Stored data
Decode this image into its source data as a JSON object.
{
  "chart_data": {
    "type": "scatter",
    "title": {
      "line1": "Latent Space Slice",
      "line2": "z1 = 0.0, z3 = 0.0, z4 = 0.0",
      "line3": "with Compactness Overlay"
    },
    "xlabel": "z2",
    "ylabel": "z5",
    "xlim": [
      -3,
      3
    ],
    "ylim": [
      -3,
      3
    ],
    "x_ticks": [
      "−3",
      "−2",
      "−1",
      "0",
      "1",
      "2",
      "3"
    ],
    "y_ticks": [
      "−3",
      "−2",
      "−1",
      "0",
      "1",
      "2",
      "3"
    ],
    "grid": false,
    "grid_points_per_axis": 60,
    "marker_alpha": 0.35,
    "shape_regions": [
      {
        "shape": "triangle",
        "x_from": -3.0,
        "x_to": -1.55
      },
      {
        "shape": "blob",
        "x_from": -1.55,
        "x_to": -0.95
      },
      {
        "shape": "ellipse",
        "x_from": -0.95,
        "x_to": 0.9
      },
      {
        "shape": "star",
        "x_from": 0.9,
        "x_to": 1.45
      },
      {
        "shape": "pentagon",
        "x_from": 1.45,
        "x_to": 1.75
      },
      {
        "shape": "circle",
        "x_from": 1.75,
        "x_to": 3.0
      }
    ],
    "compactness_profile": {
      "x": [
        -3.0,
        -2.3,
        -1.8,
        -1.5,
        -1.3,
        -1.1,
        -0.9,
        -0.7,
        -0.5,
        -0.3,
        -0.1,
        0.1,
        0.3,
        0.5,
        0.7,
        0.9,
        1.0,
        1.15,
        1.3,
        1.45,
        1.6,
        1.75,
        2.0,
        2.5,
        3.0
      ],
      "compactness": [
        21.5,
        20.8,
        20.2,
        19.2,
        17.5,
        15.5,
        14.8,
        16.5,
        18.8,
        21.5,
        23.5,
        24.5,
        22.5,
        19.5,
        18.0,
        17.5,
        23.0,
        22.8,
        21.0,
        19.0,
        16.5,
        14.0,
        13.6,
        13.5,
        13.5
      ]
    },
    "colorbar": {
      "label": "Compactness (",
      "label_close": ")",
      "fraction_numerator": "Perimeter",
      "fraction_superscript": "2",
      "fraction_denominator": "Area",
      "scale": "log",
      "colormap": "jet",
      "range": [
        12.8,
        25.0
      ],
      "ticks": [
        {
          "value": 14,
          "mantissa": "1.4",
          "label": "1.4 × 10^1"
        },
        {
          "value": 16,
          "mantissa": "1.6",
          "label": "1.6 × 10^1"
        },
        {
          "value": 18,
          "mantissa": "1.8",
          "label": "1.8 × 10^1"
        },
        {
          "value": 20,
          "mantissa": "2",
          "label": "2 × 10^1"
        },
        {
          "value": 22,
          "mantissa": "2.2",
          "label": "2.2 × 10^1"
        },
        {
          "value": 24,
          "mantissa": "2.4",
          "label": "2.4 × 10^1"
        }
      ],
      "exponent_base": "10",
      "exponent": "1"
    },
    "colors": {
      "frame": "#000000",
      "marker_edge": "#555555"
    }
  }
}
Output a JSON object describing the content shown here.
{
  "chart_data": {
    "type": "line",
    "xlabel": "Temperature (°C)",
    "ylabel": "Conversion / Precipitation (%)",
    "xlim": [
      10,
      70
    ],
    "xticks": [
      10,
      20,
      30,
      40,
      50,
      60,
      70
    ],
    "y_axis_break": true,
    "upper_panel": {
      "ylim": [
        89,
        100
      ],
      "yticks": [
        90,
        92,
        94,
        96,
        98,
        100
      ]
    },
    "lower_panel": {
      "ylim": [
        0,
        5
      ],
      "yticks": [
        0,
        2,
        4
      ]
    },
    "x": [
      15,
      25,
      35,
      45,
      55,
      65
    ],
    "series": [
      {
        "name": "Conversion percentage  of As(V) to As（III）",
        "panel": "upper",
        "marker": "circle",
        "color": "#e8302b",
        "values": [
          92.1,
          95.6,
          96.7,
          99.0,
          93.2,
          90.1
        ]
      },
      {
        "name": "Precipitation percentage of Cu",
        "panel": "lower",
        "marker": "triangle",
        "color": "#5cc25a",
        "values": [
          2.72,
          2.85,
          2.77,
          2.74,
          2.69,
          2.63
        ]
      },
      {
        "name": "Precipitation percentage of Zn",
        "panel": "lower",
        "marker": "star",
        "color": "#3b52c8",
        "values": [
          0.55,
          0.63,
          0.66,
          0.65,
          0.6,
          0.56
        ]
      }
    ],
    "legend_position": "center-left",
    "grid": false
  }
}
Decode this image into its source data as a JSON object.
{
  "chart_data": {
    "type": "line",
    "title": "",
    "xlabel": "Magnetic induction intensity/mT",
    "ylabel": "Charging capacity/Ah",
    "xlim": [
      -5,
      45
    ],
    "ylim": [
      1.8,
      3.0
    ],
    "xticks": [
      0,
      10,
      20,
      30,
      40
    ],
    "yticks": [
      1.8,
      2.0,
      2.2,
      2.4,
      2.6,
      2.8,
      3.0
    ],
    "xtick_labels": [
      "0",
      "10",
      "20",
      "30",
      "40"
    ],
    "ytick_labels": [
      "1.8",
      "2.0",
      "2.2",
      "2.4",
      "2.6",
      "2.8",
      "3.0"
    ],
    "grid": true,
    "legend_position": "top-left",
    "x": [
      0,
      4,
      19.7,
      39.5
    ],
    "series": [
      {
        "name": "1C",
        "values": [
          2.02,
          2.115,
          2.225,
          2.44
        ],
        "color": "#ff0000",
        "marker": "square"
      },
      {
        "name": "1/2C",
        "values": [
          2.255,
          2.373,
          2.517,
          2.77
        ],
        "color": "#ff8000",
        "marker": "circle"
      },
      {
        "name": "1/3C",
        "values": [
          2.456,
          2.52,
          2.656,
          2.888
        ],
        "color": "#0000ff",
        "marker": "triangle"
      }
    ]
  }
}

# Aim of the task
Return all of the entries exactly as written.

# Result for this task
Decode this image into its source data as a JSON object.
{
  "chart_data": {
    "type": "scatter",
    "title": {
      "line1": "Latent Space Slice",
      "line2": "z1 = 0.0, z3 = 0.0, z4 = 0.0",
      "line3": "with Compactness Overlay"
    },
    "xlabel": "z2",
    "ylabel": "z5",
    "xlim": [
      -3,
      3
    ],
    "ylim": [
      -3,
      3
    ],
    "x_ticks": [
      "−3",
      "−2",
      "−1",
      "0",
      "1",
      "2",
      "3"
    ],
    "y_ticks": [
      "−3",
      "−2",
      "−1",
      "0",
      "1",
      "2",
      "3"
    ],
    "grid": false,
    "grid_points_per_axis": 60,
    "marker_alpha": 0.35,
    "shape_regions": [
      {
        "shape": "triangle",
        "x_from": -3.0,
        "x_to": -1.55
      },
      {
        "shape": "blob",
        "x_from": -1.55,
        "x_to": -0.95
      },
      {
        "shape": "ellipse",
        "x_from": -0.95,
        "x_to": 0.9
      },
      {
        "shape": "star",
        "x_from": 0.9,
        "x_to": 1.45
      },
      {
        "shape": "pentagon",
        "x_from": 1.45,
        "x_to": 1.75
      },
      {
        "shape": "circle",
        "x_from": 1.75,
        "x_to": 3.0
      }
    ],
    "compactness_profile": {
      "x": [
        -3.0,
        -2.3,
        -1.8,
        -1.5,
        -1.3,
        -1.1,
        -0.9,
        -0.7,
        -0.5,
        -0.3,
        -0.1,
        0.1,
        0.3,
        0.5,
        0.7,
        0.9,
        1.0,
        1.15,
        1.3,
        1.45,
        1.6,
        1.75,
        2.0,
        2.5,
        3.0
      ],
      "compactness": [
        21.5,
        20.8,
        20.2,
        19.2,
        17.5,
        15.5,
        14.8,
        16.5,
        18.8,
        21.5,
        23.5,
        24.5,
        22.5,
        19.5,
        18.0,
        17.5,
        23.0,
        22.8,
        21.0,
        19.0,
        16.5,
        14.0,
        13.6,
        13.5,
        13.5
      ]
    },
    "colorbar": {
      "label": "Compactness (",
      "label_close": ")",
      "fraction_numerator": "Perimeter",
      "fraction_superscript": "2",
      "fraction_denominator": "Area",
      "scale": "log",
      "colormap": "jet",
      "range": [
        12.8,
        25.0
      ],
      "ticks": [
        {
          "value": 14,
          "mantissa": "1.4",
          "label": "1.4 × 10^1"
        },
        {
          "value": 16,
          "mantissa": "1.6",
          "label": "1.6 × 10^1"
        },
        {
          "value": 18,
          "mantissa": "1.8",
          "label": "1.8 × 10^1"
        },
        {
          "value": 20,
          "mantissa": "2",
          "label": "2 × 10^1"
        },
        {
          "value": 22,
          "mantissa": "2.2",
          "label": "2.2 × 10^1"
        },
        {
          "value": 24,
          "mantissa": "2.4",
          "label": "2.4 × 10^1"
        }
      ],
      "exponent_base": "10",
      "exponent": "1"
    },
    "colors": {
      "frame": "#000000",
      "marker_edge": "#555555"
    }
  }
}
Output a JSON object describing the content shown here.
{
  "chart_data": {
    "type": "line",
    "xlabel": "Temperature (°C)",
    "ylabel": "Conversion / Precipitation (%)",
    "xlim": [
      10,
      70
    ],
    "xticks": [
      10,
      20,
      30,
      40,
      50,
      60,
      70
    ],
    "y_axis_break": true,
    "upper_panel": {
      "ylim": [
        89,
        100
      ],
      "yticks": [
        90,
        92,
        94,
        96,
        98,
        100
      ]
    },
    "lower_panel": {
      "ylim": [
        0,
        5
      ],
      "yticks": [
        0,
        2,
        4
      ]
    },
    "x": [
      15,
      25,
      35,
      45,
      55,
      65
    ],
    "series": [
      {
        "name": "Conversion percentage  of As(V) to As（III）",
        "panel": "upper",
        "marker": "circle",
        "color": "#e8302b",
        "values": [
          92.1,
          95.6,
          96.7,
          99.0,
          93.2,
          90.1
        ]
      },
      {
        "name": "Precipitation percentage of Cu",
        "panel": "lower",
        "marker": "triangle",
        "color": "#5cc25a",
        "values": [
          2.72,
          2.85,
          2.77,
          2.74,
          2.69,
          2.63
        ]
      },
      {
        "name": "Precipitation percentage of Zn",
        "panel": "lower",
        "marker": "star",
        "color": "#3b52c8",
        "values": [
          0.55,
          0.63,
          0.66,
          0.65,
          0.6,
          0.56
        ]
      }
    ],
    "legend_position": "center-left",
    "grid": false
  }
}
Decode this image into its source data as a JSON object.
{
  "chart_data": {
    "type": "line",
    "title": "",
    "xlabel": "Magnetic induction intensity/mT",
    "ylabel": "Charging capacity/Ah",
    "xlim": [
      -5,
      45
    ],
    "ylim": [
      1.8,
      3.0
    ],
    "xticks": [
      0,
      10,
      20,
      30,
      40
    ],
    "yticks": [
      1.8,
      2.0,
      2.2,
      2.4,
      2.6,
      2.8,
      3.0
    ],
    "xtick_labels": [
      "0",
      "10",
      "20",
      "30",
      "40"
    ],
    "ytick_labels": [
      "1.8",
      "2.0",
      "2.2",
      "2.4",
      "2.6",
      "2.8",
      "3.0"
    ],
    "grid": true,
    "legend_position": "top-left",
    "x": [
      0,
      4,
      19.7,
      39.5
    ],
    "series": [
      {
        "name": "1C",
        "values": [
          2.02,
          2.115,
          2.225,
          2.44
        ],
        "color": "#ff0000",
        "marker": "square"
      },
      {
        "name": "1/2C",
        "values": [
          2.255,
          2.373,
          2.517,
          2.77
        ],
        "color": "#ff8000",
        "marker": "circle"
      },
      {
        "name": "1/3C",
        "values": [
          2.456,
          2.52,
          2.656,
          2.888
        ],
        "color": "#0000ff",
        "marker": "triangle"
      }
    ]
  }
}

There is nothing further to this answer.